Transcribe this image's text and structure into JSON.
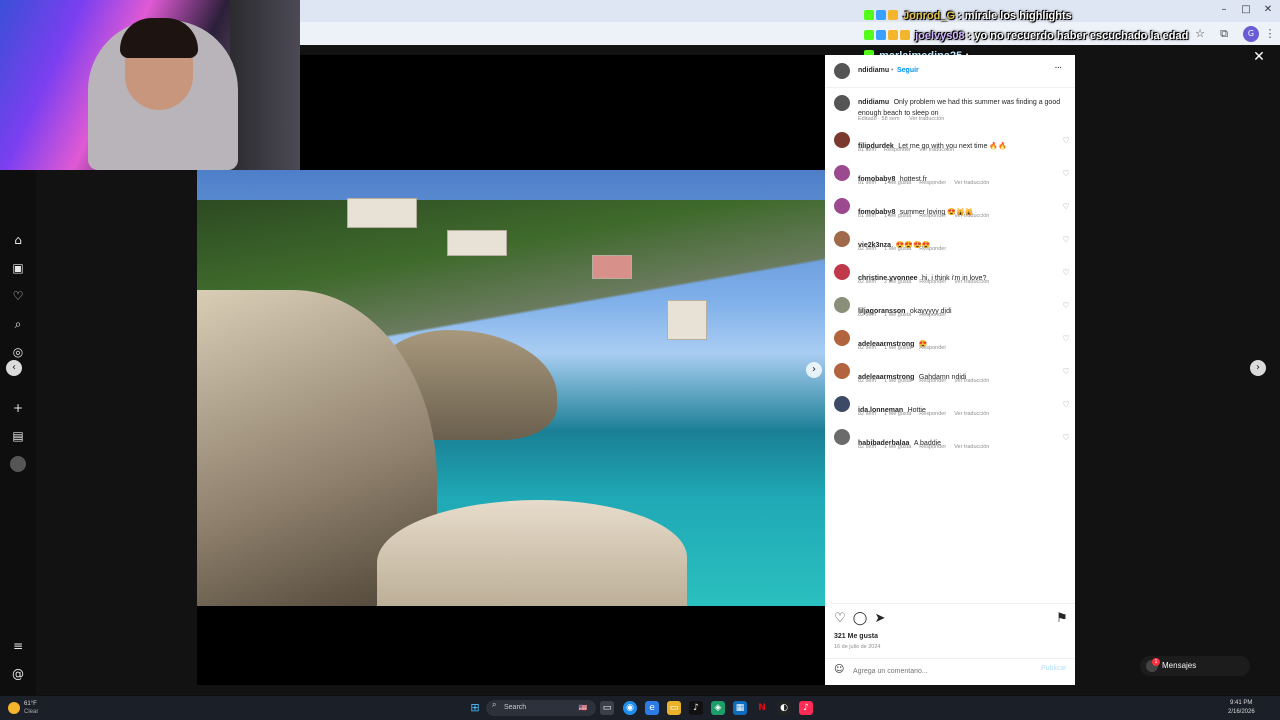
{
  "stream_chat": [
    {
      "user": "Jonrod_G",
      "message": "mírale los highlights"
    },
    {
      "user": "joelvys08",
      "message": "yo no recuerdo haber escuchado la edad"
    },
    {
      "user": "marlajmedina25",
      "message": ""
    }
  ],
  "browser": {
    "window_controls": [
      "–",
      "□",
      "✕"
    ]
  },
  "post": {
    "author": "ndidiamu",
    "follow_label": "Seguir",
    "more_label": "···",
    "caption": {
      "user": "ndidiamu",
      "text": "Only problem we had this summer was finding a good enough beach to sleep on",
      "meta": [
        "Editado · 58 sem",
        "Ver traducción"
      ]
    },
    "comments": [
      {
        "user": "filipdurdek",
        "text": "Let me go with you next time 🔥🔥",
        "meta": [
          "81 sem",
          "Responder",
          "Ver traducción"
        ],
        "avatar_color": "#7a3b2e"
      },
      {
        "user": "fomobaby8",
        "text": "hottest fr",
        "meta": [
          "81 sem",
          "1 Me gusta",
          "Responder",
          "Ver traducción"
        ],
        "avatar_color": "#9b4a8f"
      },
      {
        "user": "fomobaby8",
        "text": "summer loving 😍🙀🙀",
        "meta": [
          "81 sem",
          "1 Me gusta",
          "Responder",
          "Ver traducción"
        ],
        "avatar_color": "#9b4a8f"
      },
      {
        "user": "vie2k3nza",
        "text": "😍😍😍😍",
        "meta": [
          "82 sem",
          "1 Me gusta",
          "Responder"
        ],
        "avatar_color": "#a06a4a"
      },
      {
        "user": "christine.yvonnee",
        "text": "hi, i think i'm in love?",
        "meta": [
          "82 sem",
          "2 Me gusta",
          "Responder",
          "Ver traducción"
        ],
        "avatar_color": "#c0394a"
      },
      {
        "user": "liljagoransson",
        "text": "okayyyyy didi",
        "meta": [
          "82 sem",
          "1 Me gusta",
          "Responder"
        ],
        "avatar_color": "#8a8f7a"
      },
      {
        "user": "adeleaarmstrong",
        "text": "😍",
        "meta": [
          "82 sem",
          "1 Me gusta",
          "Responder"
        ],
        "avatar_color": "#b2643f"
      },
      {
        "user": "adeleaarmstrong",
        "text": "Gahdamn ndidi",
        "meta": [
          "82 sem",
          "1 Me gusta",
          "Responder",
          "Ver traducción"
        ],
        "avatar_color": "#b2643f"
      },
      {
        "user": "ida.lonneman",
        "text": "Hottie",
        "meta": [
          "82 sem",
          "1 Me gusta",
          "Responder",
          "Ver traducción"
        ],
        "avatar_color": "#3d4a66"
      },
      {
        "user": "habibaderbalaa",
        "text": "A baddie",
        "meta": [
          "82 sem",
          "1 Me gusta",
          "Responder",
          "Ver traducción"
        ],
        "avatar_color": "#6b6b6b"
      }
    ],
    "likes": "321 Me gusta",
    "date": "16 de julio de 2024",
    "comment_placeholder": "Agrega un comentario...",
    "publish_label": "Publicar"
  },
  "messages_pill": {
    "label": "Mensajes",
    "count": "1"
  },
  "taskbar": {
    "weather_temp": "61°F",
    "weather_desc": "Clear",
    "search_placeholder": "Search",
    "time": "9:41 PM",
    "date": "2/16/2026"
  },
  "icons": {
    "nav": [
      "home-icon",
      "reels-icon",
      "notifications-icon",
      "search-icon",
      "explore-icon",
      "create-icon",
      "dashboard-icon",
      "profile-icon",
      "menu-icon",
      "threads-icon"
    ],
    "actions": [
      "like-icon",
      "comment-icon",
      "share-icon",
      "save-icon"
    ]
  }
}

## WRITTEN PROBLEM
Leave the images out and output the remaining material exactly as it stands.

## OUTPUT OF THE EXERCISE
Transcribe this image's text and structure into JSON.
{
  "stream_chat": [
    {
      "user": "Jonrod_G",
      "message": "mírale los highlights"
    },
    {
      "user": "joelvys08",
      "message": "yo no recuerdo haber escuchado la edad"
    },
    {
      "user": "marlajmedina25",
      "message": ""
    }
  ],
  "browser": {
    "window_controls": [
      "–",
      "□",
      "✕"
    ]
  },
  "post": {
    "author": "ndidiamu",
    "follow_label": "Seguir",
    "more_label": "···",
    "caption": {
      "user": "ndidiamu",
      "text": "Only problem we had this summer was finding a good enough beach to sleep on",
      "meta": [
        "Editado · 58 sem",
        "Ver traducción"
      ]
    },
    "comments": [
      {
        "user": "filipdurdek",
        "text": "Let me go with you next time 🔥🔥",
        "meta": [
          "81 sem",
          "Responder",
          "Ver traducción"
        ],
        "avatar_color": "#7a3b2e"
      },
      {
        "user": "fomobaby8",
        "text": "hottest fr",
        "meta": [
          "81 sem",
          "1 Me gusta",
          "Responder",
          "Ver traducción"
        ],
        "avatar_color": "#9b4a8f"
      },
      {
        "user": "fomobaby8",
        "text": "summer loving 😍🙀🙀",
        "meta": [
          "81 sem",
          "1 Me gusta",
          "Responder",
          "Ver traducción"
        ],
        "avatar_color": "#9b4a8f"
      },
      {
        "user": "vie2k3nza",
        "text": "😍😍😍😍",
        "meta": [
          "82 sem",
          "1 Me gusta",
          "Responder"
        ],
        "avatar_color": "#a06a4a"
      },
      {
        "user": "christine.yvonnee",
        "text": "hi, i think i'm in love?",
        "meta": [
          "82 sem",
          "2 Me gusta",
          "Responder",
          "Ver traducción"
        ],
        "avatar_color": "#c0394a"
      },
      {
        "user": "liljagoransson",
        "text": "okayyyyy didi",
        "meta": [
          "82 sem",
          "1 Me gusta",
          "Responder"
        ],
        "avatar_color": "#8a8f7a"
      },
      {
        "user": "adeleaarmstrong",
        "text": "😍",
        "meta": [
          "82 sem",
          "1 Me gusta",
          "Responder"
        ],
        "avatar_color": "#b2643f"
      },
      {
        "user": "adeleaarmstrong",
        "text": "Gahdamn ndidi",
        "meta": [
          "82 sem",
          "1 Me gusta",
          "Responder",
          "Ver traducción"
        ],
        "avatar_color": "#b2643f"
      },
      {
        "user": "ida.lonneman",
        "text": "Hottie",
        "meta": [
          "82 sem",
          "1 Me gusta",
          "Responder",
          "Ver traducción"
        ],
        "avatar_color": "#3d4a66"
      },
      {
        "user": "habibaderbalaa",
        "text": "A baddie",
        "meta": [
          "82 sem",
          "1 Me gusta",
          "Responder",
          "Ver traducción"
        ],
        "avatar_color": "#6b6b6b"
      }
    ],
    "likes": "321 Me gusta",
    "date": "16 de julio de 2024",
    "comment_placeholder": "Agrega un comentario...",
    "publish_label": "Publicar"
  },
  "messages_pill": {
    "label": "Mensajes",
    "count": "1"
  },
  "taskbar": {
    "weather_temp": "61°F",
    "weather_desc": "Clear",
    "search_placeholder": "Search",
    "time": "9:41 PM",
    "date": "2/16/2026"
  },
  "icons": {
    "nav": [
      "home-icon",
      "reels-icon",
      "notifications-icon",
      "search-icon",
      "explore-icon",
      "create-icon",
      "dashboard-icon",
      "profile-icon",
      "menu-icon",
      "threads-icon"
    ],
    "actions": [
      "like-icon",
      "comment-icon",
      "share-icon",
      "save-icon"
    ]
  }
}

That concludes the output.